Please give the listing again, word for word, with nothing left out.

begin The data

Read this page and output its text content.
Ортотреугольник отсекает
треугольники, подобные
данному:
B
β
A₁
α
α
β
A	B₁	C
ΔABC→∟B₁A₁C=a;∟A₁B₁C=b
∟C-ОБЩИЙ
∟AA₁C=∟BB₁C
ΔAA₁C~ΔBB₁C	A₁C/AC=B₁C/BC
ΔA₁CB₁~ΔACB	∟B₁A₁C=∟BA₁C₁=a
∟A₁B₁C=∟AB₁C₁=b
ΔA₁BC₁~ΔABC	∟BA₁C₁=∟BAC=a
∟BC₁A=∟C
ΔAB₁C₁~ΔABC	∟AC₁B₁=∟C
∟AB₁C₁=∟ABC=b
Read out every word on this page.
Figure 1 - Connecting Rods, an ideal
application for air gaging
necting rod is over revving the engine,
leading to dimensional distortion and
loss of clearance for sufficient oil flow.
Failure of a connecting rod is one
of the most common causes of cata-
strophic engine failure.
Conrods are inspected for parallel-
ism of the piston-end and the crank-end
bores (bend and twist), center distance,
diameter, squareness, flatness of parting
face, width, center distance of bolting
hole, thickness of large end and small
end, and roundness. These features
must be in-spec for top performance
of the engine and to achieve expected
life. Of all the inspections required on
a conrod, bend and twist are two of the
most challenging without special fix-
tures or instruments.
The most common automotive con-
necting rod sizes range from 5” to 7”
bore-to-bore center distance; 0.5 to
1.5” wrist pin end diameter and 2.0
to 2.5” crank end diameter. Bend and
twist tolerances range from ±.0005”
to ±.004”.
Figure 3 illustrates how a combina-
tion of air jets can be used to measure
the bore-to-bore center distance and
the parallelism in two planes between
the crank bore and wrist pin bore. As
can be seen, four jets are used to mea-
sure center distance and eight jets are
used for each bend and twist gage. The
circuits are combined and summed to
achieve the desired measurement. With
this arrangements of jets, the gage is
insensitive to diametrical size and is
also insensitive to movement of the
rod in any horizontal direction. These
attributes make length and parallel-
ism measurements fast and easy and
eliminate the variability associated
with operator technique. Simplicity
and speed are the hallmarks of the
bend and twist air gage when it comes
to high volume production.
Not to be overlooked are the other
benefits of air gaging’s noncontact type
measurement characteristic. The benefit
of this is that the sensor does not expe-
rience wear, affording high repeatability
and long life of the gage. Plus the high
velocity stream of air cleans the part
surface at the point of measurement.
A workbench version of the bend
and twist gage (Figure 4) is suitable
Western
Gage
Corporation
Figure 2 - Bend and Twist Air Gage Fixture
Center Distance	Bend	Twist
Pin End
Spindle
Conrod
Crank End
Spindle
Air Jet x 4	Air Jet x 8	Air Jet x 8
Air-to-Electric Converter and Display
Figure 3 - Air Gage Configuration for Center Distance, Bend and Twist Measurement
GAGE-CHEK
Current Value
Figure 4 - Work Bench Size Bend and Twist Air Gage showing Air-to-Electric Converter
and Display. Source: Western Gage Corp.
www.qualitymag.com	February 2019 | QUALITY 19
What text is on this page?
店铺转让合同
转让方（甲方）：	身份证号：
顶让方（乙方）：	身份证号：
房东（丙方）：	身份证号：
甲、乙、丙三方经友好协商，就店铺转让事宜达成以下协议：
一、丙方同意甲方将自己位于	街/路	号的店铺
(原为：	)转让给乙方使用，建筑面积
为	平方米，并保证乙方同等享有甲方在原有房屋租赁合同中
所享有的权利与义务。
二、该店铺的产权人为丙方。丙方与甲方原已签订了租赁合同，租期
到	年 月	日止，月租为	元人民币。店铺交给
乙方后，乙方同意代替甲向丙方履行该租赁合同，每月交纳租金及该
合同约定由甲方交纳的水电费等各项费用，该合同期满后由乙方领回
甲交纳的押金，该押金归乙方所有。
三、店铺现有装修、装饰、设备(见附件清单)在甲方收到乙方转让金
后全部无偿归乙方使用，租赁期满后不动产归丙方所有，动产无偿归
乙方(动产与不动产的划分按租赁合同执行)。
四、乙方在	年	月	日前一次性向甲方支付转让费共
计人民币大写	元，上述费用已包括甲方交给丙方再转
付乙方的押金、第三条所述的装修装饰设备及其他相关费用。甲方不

end The data

Solution to this exercise:
Read this page and output its text content.
Ортотреугольник отсекает
треугольники, подобные
данному:
B
β
A₁
α
α
β
A	B₁	C
ΔABC→∟B₁A₁C=a;∟A₁B₁C=b
∟C-ОБЩИЙ
∟AA₁C=∟BB₁C
ΔAA₁C~ΔBB₁C	A₁C/AC=B₁C/BC
ΔA₁CB₁~ΔACB	∟B₁A₁C=∟BA₁C₁=a
∟A₁B₁C=∟AB₁C₁=b
ΔA₁BC₁~ΔABC	∟BA₁C₁=∟BAC=a
∟BC₁A=∟C
ΔAB₁C₁~ΔABC	∟AC₁B₁=∟C
∟AB₁C₁=∟ABC=b
Read out every word on this page.
Figure 1 - Connecting Rods, an ideal
application for air gaging
necting rod is over revving the engine,
leading to dimensional distortion and
loss of clearance for sufficient oil flow.
Failure of a connecting rod is one
of the most common causes of cata-
strophic engine failure.
Conrods are inspected for parallel-
ism of the piston-end and the crank-end
bores (bend and twist), center distance,
diameter, squareness, flatness of parting
face, width, center distance of bolting
hole, thickness of large end and small
end, and roundness. These features
must be in-spec for top performance
of the engine and to achieve expected
life. Of all the inspections required on
a conrod, bend and twist are two of the
most challenging without special fix-
tures or instruments.
The most common automotive con-
necting rod sizes range from 5” to 7”
bore-to-bore center distance; 0.5 to
1.5” wrist pin end diameter and 2.0
to 2.5” crank end diameter. Bend and
twist tolerances range from ±.0005”
to ±.004”.
Figure 3 illustrates how a combina-
tion of air jets can be used to measure
the bore-to-bore center distance and
the parallelism in two planes between
the crank bore and wrist pin bore. As
can be seen, four jets are used to mea-
sure center distance and eight jets are
used for each bend and twist gage. The
circuits are combined and summed to
achieve the desired measurement. With
this arrangements of jets, the gage is
insensitive to diametrical size and is
also insensitive to movement of the
rod in any horizontal direction. These
attributes make length and parallel-
ism measurements fast and easy and
eliminate the variability associated
with operator technique. Simplicity
and speed are the hallmarks of the
bend and twist air gage when it comes
to high volume production.
Not to be overlooked are the other
benefits of air gaging’s noncontact type
measurement characteristic. The benefit
of this is that the sensor does not expe-
rience wear, affording high repeatability
and long life of the gage. Plus the high
velocity stream of air cleans the part
surface at the point of measurement.
A workbench version of the bend
and twist gage (Figure 4) is suitable
Western
Gage
Corporation
Figure 2 - Bend and Twist Air Gage Fixture
Center Distance	Bend	Twist
Pin End
Spindle
Conrod
Crank End
Spindle
Air Jet x 4	Air Jet x 8	Air Jet x 8
Air-to-Electric Converter and Display
Figure 3 - Air Gage Configuration for Center Distance, Bend and Twist Measurement
GAGE-CHEK
Current Value
Figure 4 - Work Bench Size Bend and Twist Air Gage showing Air-to-Electric Converter
and Display. Source: Western Gage Corp.
www.qualitymag.com	February 2019 | QUALITY 19
What text is on this page?
店铺转让合同
转让方（甲方）：	身份证号：
顶让方（乙方）：	身份证号：
房东（丙方）：	身份证号：
甲、乙、丙三方经友好协商，就店铺转让事宜达成以下协议：
一、丙方同意甲方将自己位于	街/路	号的店铺
(原为：	)转让给乙方使用，建筑面积
为	平方米，并保证乙方同等享有甲方在原有房屋租赁合同中
所享有的权利与义务。
二、该店铺的产权人为丙方。丙方与甲方原已签订了租赁合同，租期
到	年 月	日止，月租为	元人民币。店铺交给
乙方后，乙方同意代替甲向丙方履行该租赁合同，每月交纳租金及该
合同约定由甲方交纳的水电费等各项费用，该合同期满后由乙方领回
甲交纳的押金，该押金归乙方所有。
三、店铺现有装修、装饰、设备(见附件清单)在甲方收到乙方转让金
后全部无偿归乙方使用，租赁期满后不动产归丙方所有，动产无偿归
乙方(动产与不动产的划分按租赁合同执行)。
四、乙方在	年	月	日前一次性向甲方支付转让费共
计人民币大写	元，上述费用已包括甲方交给丙方再转
付乙方的押金、第三条所述的装修装饰设备及其他相关费用。甲方不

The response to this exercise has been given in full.